begin
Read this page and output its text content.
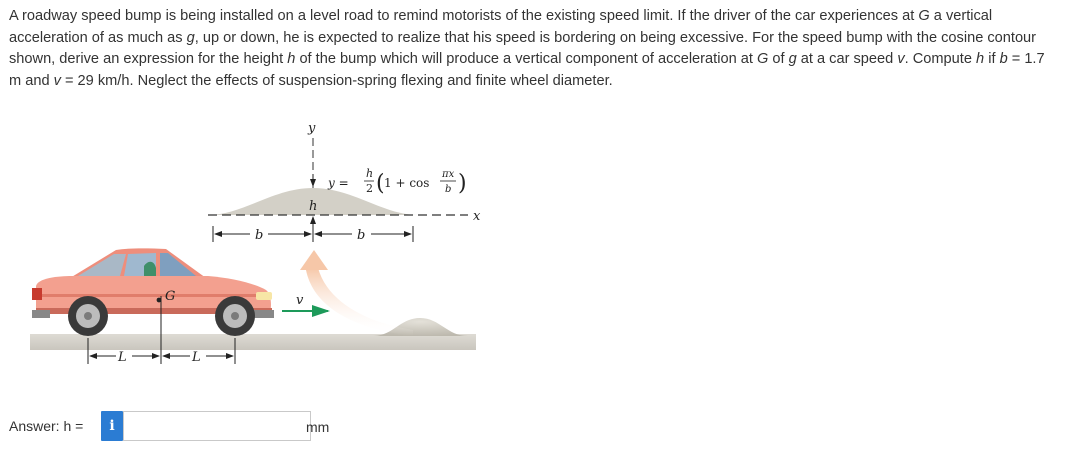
A roadway speed bump is being installed on a level road to remind motorists of the existing speed limit. If the driver of the car experiences at G a vertical acceleration of as much as g, up or down, he is expected to realize that his speed is bordering on being excessive. For the speed bump with the cosine contour shown, derive an expression for the height h of the bump which will produce a vertical component of acceleration at G of g at a car speed v. Compute h if b = 1.7 m and v = 29 km/h. Neglect the effects of suspension-spring flexing and finite wheel diameter.

x
y
h
y =
h
2 ( 1 + cos
πx
b )
b	b
v
G
L	L
Answer: h =	i	mm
end
### [Work required]
Copy all the data exactly as written, but skip any picture.

### [The answer]
Read this page and output its text content.
A roadway speed bump is being installed on a level road to remind motorists of the existing speed limit. If the driver of the car experiences at G a vertical acceleration of as much as g, up or down, he is expected to realize that his speed is bordering on being excessive. For the speed bump with the cosine contour shown, derive an expression for the height h of the bump which will produce a vertical component of acceleration at G of g at a car speed v. Compute h if b = 1.7 m and v = 29 km/h. Neglect the effects of suspension-spring flexing and finite wheel diameter.

x
y
h
y =
h
2 ( 1 + cos
πx
b )
b	b
v
G
L	L
Answer: h =	i	mm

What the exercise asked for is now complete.